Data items

================================

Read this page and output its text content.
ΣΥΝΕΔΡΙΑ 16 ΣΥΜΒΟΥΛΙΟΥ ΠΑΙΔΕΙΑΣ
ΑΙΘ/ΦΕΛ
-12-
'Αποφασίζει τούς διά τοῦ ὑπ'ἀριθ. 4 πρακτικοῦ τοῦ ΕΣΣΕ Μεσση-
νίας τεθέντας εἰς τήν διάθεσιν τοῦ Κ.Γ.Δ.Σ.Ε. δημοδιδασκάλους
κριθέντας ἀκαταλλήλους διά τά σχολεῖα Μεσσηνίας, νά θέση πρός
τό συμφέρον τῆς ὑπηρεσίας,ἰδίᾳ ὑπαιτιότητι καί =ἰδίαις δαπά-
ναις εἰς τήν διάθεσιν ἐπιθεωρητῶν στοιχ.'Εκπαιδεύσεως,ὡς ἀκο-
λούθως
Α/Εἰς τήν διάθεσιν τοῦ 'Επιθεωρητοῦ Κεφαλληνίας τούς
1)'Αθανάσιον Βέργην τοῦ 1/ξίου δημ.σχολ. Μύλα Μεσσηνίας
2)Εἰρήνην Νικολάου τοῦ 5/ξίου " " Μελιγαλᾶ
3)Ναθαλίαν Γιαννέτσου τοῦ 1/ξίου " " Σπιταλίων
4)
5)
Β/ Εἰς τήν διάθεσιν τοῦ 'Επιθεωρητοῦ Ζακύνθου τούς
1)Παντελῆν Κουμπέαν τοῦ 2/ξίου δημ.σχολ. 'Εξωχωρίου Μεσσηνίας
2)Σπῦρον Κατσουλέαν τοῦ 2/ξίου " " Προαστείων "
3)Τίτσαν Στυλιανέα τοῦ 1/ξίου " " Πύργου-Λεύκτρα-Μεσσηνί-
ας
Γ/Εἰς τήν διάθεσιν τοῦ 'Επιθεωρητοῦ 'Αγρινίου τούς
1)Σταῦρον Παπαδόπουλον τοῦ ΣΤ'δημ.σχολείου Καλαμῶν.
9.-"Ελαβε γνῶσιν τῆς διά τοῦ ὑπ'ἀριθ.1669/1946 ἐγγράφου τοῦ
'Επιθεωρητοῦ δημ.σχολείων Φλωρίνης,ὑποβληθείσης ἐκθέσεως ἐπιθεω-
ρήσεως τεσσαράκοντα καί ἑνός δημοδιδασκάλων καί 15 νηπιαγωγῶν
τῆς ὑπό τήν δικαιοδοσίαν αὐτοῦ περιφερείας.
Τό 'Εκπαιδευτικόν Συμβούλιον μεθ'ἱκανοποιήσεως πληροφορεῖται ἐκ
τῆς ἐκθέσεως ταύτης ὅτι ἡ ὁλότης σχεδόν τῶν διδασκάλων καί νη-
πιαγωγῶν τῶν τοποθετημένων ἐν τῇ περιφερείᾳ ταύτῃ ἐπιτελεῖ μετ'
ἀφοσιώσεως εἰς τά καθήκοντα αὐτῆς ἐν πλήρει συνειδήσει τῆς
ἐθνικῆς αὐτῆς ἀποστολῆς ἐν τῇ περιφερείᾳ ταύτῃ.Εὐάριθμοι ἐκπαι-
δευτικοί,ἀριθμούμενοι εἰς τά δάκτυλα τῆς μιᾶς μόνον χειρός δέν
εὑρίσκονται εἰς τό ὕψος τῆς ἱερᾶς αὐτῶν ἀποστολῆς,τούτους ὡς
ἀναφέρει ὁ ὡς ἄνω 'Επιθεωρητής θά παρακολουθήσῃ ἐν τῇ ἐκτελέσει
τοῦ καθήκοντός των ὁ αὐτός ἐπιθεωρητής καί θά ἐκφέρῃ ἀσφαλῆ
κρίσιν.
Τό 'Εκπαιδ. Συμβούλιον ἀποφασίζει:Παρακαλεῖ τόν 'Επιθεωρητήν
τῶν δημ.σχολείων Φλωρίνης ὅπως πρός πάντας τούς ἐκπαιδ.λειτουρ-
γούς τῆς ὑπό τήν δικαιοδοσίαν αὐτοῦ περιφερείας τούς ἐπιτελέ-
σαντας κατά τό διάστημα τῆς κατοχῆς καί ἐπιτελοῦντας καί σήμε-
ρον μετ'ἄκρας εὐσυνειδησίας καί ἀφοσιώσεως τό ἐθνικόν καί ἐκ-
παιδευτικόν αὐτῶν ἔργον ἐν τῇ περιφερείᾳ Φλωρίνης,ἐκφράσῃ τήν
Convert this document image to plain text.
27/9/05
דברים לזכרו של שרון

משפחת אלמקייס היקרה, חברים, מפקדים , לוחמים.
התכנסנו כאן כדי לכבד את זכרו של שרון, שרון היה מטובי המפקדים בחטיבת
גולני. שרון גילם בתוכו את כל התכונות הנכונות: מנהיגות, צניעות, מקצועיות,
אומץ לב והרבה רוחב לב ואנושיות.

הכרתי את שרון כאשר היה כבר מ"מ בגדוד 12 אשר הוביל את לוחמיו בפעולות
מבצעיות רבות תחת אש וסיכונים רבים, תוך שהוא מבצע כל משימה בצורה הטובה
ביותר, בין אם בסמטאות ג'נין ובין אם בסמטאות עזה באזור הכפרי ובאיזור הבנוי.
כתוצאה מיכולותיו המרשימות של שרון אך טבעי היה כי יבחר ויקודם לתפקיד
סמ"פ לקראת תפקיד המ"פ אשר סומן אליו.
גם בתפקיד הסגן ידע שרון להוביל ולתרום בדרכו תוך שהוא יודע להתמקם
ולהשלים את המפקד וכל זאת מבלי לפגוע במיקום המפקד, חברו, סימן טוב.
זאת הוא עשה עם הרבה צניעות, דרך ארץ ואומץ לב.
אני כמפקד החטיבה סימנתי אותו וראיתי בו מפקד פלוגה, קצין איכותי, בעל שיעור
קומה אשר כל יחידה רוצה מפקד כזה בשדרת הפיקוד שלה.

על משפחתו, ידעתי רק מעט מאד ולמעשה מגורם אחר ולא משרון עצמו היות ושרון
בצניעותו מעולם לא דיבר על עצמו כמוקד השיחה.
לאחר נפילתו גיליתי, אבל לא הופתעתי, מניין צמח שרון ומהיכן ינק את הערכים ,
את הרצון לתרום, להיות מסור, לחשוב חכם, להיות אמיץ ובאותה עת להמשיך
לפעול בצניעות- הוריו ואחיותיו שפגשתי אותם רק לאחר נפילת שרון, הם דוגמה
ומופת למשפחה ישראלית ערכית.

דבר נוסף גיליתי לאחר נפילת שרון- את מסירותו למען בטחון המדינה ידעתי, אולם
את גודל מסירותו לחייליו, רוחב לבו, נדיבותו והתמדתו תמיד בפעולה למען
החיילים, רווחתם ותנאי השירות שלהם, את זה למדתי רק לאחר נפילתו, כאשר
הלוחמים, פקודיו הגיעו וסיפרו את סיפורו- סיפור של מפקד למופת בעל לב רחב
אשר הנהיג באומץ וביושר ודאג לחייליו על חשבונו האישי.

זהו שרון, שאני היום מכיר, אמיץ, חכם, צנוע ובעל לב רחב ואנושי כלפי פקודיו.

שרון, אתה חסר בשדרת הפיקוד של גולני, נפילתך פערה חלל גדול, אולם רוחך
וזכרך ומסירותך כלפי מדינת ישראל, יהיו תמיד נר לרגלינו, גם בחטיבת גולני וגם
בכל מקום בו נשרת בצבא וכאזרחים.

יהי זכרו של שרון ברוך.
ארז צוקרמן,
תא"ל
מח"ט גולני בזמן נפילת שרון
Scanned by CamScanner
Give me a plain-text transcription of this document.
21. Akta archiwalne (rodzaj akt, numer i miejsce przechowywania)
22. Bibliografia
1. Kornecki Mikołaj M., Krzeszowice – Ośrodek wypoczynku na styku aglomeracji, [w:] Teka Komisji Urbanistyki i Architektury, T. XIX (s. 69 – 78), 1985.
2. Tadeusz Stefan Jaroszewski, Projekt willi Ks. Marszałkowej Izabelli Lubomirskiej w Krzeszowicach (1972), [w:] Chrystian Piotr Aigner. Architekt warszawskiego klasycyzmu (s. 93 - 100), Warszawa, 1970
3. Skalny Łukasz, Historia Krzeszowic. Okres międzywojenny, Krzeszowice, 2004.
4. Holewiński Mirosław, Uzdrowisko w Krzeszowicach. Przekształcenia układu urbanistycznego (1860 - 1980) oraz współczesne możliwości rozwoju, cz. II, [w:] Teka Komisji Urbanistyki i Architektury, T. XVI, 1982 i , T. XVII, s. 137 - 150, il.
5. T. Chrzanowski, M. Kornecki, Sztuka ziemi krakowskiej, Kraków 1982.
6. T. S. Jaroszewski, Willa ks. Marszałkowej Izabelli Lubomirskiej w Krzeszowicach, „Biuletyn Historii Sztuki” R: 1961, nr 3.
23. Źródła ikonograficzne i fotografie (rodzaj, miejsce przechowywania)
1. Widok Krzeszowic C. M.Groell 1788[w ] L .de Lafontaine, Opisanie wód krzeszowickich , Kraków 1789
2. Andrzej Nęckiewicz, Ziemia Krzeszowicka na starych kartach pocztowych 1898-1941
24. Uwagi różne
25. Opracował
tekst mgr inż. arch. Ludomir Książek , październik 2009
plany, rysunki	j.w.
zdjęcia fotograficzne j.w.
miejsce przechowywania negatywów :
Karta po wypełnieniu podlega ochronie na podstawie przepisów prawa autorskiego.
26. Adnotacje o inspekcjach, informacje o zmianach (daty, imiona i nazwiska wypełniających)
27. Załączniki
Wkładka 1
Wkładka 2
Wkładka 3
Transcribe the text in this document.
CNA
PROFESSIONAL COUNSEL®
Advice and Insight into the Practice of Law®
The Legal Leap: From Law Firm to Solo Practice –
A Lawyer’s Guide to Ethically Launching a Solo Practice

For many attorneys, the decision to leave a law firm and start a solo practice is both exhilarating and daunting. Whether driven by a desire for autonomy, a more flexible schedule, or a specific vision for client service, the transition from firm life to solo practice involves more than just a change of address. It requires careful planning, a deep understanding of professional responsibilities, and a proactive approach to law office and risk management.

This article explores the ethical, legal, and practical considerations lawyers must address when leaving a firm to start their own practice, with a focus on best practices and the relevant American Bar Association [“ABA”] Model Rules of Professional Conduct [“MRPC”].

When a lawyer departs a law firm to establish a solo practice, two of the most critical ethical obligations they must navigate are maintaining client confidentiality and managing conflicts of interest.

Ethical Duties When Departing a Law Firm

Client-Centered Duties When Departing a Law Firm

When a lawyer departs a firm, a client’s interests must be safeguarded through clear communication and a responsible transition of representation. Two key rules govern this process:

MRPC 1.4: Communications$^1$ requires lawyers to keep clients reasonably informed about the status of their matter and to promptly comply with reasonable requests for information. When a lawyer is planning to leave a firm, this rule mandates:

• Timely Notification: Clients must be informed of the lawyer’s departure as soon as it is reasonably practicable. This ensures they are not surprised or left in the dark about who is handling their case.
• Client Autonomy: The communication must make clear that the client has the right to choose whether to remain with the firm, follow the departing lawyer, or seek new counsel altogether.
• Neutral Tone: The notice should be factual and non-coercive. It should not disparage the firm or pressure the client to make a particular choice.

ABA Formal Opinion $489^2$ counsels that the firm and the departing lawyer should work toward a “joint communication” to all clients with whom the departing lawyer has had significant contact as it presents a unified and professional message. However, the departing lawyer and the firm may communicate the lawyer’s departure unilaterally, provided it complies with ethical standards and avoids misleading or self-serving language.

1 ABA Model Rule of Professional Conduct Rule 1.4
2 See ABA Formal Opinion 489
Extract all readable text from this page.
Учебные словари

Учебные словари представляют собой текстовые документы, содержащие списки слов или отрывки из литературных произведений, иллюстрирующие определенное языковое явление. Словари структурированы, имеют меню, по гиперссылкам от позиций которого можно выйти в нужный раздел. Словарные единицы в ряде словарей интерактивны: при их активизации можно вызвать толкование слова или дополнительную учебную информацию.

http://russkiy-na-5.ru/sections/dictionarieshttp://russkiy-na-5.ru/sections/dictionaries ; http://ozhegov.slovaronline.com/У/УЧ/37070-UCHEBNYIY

================================

WRITTEN PROBLEM: Quote only the lines from the line containing "Extract all readable text from this page." through the end of the listing, please, keeping both the first and the last line.

WRITTEN RESPONSE:
Extract all readable text from this page.
Учебные словари

Учебные словари представляют собой текстовые документы, содержащие списки слов или отрывки из литературных произведений, иллюстрирующие определенное языковое явление. Словари структурированы, имеют меню, по гиперссылкам от позиций которого можно выйти в нужный раздел. Словарные единицы в ряде словарей интерактивны: при их активизации можно вызвать толкование слова или дополнительную учебную информацию.

http://russkiy-na-5.ru/sections/dictionarieshttp://russkiy-na-5.ru/sections/dictionaries ; http://ozhegov.slovaronline.com/У/УЧ/37070-UCHEBNYIY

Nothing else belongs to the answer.